------ Listed records ------
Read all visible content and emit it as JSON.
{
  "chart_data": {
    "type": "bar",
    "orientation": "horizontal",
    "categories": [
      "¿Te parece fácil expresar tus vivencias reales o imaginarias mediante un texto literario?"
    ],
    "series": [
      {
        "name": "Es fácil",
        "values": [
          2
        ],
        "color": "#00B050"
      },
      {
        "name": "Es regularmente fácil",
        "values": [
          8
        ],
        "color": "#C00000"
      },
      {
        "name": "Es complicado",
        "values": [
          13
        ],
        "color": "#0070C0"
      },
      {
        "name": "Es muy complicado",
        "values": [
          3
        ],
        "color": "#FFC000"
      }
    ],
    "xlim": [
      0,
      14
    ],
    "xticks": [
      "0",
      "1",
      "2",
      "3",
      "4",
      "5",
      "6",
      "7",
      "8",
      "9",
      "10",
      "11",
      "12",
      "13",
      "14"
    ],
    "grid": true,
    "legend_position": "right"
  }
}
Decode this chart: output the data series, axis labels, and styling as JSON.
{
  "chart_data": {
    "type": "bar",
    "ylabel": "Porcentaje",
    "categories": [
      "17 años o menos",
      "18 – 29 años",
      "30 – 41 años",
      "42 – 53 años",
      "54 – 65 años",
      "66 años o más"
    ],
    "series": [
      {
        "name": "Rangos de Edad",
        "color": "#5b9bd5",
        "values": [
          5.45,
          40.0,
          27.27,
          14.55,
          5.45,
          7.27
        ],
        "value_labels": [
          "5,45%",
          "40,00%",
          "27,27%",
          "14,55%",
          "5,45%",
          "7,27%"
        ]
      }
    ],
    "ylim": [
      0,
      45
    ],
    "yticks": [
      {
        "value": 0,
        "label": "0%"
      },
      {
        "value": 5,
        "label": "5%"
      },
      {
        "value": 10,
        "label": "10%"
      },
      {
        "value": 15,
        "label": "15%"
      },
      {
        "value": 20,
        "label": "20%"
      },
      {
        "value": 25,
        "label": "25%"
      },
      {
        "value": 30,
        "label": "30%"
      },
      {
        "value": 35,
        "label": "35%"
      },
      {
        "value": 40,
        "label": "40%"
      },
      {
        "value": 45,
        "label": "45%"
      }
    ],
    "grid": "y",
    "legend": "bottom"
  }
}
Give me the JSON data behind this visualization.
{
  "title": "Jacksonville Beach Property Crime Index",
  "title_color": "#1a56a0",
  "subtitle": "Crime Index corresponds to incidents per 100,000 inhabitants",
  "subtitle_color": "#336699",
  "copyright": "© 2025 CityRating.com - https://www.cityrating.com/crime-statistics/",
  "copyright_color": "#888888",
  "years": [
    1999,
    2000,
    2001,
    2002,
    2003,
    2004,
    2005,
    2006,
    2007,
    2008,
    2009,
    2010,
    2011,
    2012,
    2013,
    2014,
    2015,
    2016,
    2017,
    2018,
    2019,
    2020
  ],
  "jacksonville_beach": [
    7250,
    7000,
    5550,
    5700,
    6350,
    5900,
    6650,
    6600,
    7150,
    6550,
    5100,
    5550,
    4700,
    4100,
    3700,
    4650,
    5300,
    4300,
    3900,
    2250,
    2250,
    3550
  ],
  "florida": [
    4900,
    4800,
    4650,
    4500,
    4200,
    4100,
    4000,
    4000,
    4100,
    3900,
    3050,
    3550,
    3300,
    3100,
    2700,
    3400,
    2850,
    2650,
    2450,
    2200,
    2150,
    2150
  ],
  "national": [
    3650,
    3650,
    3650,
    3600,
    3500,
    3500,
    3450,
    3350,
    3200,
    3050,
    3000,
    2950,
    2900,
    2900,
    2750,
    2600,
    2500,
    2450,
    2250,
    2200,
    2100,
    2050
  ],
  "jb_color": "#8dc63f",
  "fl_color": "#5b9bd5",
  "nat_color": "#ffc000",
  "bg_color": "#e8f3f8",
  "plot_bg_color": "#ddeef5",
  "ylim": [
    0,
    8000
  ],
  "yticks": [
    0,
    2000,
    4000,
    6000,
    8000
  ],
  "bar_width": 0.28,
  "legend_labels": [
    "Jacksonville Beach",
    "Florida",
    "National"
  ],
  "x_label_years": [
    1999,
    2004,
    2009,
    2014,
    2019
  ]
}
------
### Written request
Copy out every line of the listing that contains the string "años".

### Response below
      "17 años o menos",
      "18 – 29 años",
      "30 – 41 años",
      "42 – 53 años",
      "54 – 65 años",
      "66 años o más"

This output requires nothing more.